(DESCRIPTION OF THE TASK): Pull out every line below containing the word "falling".

(Figure record extracts)

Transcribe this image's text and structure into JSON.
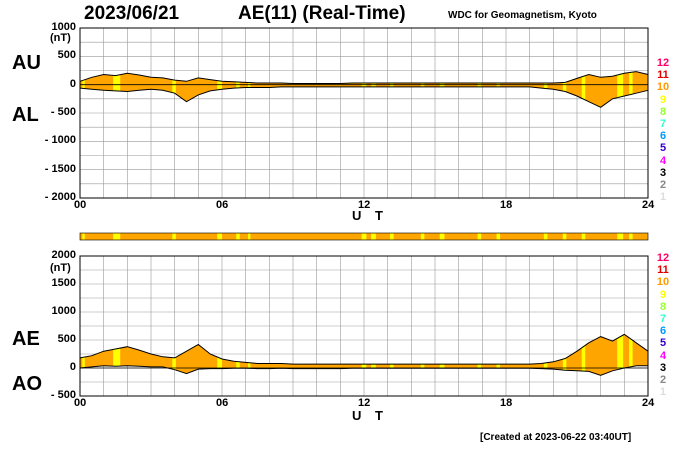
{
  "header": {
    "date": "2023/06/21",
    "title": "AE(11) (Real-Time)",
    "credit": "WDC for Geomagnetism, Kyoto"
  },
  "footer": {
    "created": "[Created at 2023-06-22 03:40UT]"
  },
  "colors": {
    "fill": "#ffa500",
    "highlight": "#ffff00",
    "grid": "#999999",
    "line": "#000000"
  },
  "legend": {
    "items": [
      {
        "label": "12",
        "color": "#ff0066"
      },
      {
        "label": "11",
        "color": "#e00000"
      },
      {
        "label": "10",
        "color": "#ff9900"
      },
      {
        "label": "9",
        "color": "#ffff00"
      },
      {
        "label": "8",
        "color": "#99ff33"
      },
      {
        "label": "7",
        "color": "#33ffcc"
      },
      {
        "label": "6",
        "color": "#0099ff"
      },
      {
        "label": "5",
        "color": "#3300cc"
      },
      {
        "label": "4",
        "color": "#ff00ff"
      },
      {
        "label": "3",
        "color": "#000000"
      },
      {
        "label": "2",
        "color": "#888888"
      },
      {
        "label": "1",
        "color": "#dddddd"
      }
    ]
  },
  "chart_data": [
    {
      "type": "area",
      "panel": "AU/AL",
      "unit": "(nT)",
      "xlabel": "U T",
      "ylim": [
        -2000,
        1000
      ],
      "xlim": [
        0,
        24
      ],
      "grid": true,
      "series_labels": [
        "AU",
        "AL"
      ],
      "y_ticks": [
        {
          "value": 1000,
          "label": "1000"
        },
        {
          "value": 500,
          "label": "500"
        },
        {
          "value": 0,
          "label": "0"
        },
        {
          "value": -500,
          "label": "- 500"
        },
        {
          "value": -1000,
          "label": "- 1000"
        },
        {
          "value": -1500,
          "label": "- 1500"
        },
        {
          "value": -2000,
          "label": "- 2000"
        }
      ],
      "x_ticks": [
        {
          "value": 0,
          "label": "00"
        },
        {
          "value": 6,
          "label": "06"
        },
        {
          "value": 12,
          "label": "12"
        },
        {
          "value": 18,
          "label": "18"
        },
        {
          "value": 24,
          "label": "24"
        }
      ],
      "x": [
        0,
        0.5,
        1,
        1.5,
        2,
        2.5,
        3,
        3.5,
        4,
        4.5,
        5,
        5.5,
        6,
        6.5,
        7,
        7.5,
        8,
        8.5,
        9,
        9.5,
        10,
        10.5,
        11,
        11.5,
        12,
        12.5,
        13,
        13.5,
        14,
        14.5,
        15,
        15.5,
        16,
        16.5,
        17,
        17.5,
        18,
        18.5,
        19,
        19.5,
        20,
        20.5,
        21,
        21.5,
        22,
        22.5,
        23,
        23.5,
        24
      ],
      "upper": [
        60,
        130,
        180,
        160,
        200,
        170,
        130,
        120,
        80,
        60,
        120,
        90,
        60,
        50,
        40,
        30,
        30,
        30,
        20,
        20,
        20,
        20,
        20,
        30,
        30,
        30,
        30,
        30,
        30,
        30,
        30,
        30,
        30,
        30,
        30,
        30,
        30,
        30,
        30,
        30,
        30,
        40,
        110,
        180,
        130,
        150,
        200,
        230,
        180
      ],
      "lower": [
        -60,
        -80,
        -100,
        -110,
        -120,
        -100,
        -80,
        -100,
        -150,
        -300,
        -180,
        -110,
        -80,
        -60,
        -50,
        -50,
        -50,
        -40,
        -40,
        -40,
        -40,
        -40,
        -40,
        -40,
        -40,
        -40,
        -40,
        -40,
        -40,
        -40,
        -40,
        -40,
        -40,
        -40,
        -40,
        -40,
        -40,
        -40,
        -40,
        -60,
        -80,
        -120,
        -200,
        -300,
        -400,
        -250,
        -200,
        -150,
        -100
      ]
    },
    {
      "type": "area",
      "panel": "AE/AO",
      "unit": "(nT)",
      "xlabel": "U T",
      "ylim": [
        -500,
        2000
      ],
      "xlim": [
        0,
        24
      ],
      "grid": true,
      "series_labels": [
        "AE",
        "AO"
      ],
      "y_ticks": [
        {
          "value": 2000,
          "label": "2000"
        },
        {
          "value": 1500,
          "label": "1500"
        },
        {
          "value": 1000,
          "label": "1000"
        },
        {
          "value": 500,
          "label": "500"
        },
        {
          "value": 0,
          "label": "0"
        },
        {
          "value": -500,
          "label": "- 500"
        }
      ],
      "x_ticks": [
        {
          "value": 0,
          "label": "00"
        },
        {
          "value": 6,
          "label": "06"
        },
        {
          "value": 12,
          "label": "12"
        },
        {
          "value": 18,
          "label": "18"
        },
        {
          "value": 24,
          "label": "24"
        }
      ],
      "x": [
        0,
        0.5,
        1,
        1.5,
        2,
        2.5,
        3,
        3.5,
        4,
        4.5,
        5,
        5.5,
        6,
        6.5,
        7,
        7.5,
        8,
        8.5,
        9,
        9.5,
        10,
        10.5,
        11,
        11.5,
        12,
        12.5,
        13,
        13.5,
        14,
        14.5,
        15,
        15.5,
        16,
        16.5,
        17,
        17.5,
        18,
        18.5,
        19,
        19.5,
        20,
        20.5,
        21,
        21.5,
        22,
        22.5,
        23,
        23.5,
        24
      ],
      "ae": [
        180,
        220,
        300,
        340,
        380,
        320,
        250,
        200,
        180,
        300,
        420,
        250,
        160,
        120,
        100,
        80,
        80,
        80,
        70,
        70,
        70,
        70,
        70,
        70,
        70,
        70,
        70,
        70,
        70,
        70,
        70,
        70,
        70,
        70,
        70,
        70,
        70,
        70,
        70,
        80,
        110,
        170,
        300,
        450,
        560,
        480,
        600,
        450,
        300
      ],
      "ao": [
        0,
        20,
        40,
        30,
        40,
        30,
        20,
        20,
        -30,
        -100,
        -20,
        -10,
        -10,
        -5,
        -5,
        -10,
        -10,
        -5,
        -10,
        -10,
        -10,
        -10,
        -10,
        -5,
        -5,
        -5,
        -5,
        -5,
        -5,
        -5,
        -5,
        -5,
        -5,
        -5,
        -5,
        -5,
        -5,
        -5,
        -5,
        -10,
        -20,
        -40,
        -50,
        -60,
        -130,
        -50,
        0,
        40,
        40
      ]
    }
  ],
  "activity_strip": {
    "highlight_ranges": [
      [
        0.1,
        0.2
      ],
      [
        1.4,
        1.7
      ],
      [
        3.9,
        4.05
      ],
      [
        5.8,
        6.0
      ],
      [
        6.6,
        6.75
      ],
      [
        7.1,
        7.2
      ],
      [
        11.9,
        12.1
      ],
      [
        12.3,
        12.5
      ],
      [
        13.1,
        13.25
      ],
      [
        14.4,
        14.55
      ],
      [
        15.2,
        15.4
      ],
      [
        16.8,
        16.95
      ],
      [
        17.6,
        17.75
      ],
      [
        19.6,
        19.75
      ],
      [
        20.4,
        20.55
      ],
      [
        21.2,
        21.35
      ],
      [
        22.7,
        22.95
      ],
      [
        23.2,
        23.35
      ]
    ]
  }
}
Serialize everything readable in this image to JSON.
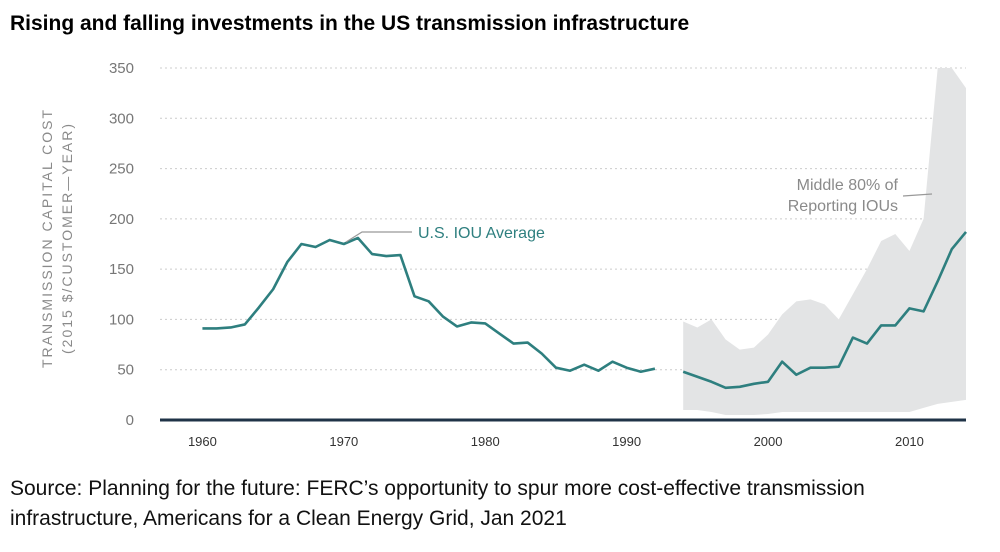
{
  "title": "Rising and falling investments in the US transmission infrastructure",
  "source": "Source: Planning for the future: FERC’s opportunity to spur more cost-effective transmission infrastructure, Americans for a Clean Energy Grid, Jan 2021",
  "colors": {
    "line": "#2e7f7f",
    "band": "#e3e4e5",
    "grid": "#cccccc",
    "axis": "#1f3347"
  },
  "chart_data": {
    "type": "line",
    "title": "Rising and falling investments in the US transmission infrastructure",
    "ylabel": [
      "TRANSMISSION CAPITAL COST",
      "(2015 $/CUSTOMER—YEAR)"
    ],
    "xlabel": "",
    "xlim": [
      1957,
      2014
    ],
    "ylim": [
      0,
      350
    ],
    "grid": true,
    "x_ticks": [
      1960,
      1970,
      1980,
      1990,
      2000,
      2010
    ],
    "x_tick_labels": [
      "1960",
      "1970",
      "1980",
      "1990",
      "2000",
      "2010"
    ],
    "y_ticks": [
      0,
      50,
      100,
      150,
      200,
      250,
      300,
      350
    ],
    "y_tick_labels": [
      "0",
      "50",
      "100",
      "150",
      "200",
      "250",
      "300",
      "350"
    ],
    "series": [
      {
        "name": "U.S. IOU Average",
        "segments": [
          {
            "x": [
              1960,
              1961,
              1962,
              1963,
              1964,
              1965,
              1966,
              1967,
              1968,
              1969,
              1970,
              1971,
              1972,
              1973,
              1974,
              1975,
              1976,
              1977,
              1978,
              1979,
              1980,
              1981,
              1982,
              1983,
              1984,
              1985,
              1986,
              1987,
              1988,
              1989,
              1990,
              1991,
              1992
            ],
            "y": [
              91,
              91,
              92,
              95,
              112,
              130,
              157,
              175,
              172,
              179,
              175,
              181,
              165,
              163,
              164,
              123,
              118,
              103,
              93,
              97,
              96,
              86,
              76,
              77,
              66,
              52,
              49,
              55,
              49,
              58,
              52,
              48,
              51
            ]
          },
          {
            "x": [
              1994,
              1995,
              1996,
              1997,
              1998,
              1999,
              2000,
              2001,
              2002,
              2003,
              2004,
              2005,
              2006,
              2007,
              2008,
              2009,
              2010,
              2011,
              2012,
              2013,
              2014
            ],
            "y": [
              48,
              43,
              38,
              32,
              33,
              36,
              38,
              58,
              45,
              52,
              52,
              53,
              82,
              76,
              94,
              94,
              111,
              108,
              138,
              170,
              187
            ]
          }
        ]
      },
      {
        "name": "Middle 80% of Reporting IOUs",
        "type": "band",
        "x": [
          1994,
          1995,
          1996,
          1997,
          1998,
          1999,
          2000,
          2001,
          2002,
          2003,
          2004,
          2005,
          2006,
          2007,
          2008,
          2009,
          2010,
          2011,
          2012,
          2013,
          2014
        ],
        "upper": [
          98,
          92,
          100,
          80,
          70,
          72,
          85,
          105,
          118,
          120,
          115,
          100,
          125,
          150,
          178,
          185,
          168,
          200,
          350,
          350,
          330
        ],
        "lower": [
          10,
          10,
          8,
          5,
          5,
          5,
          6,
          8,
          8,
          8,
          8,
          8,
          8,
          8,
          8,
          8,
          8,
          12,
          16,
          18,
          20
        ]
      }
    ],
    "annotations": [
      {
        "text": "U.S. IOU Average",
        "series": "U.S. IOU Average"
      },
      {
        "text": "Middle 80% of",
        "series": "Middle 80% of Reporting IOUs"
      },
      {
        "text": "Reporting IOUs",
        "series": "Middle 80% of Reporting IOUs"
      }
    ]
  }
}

(EXERCISE ANSWER):
  "title": "Rising and falling investments in the US transmission infrastructure",
    "title": "Rising and falling investments in the US transmission infrastructure",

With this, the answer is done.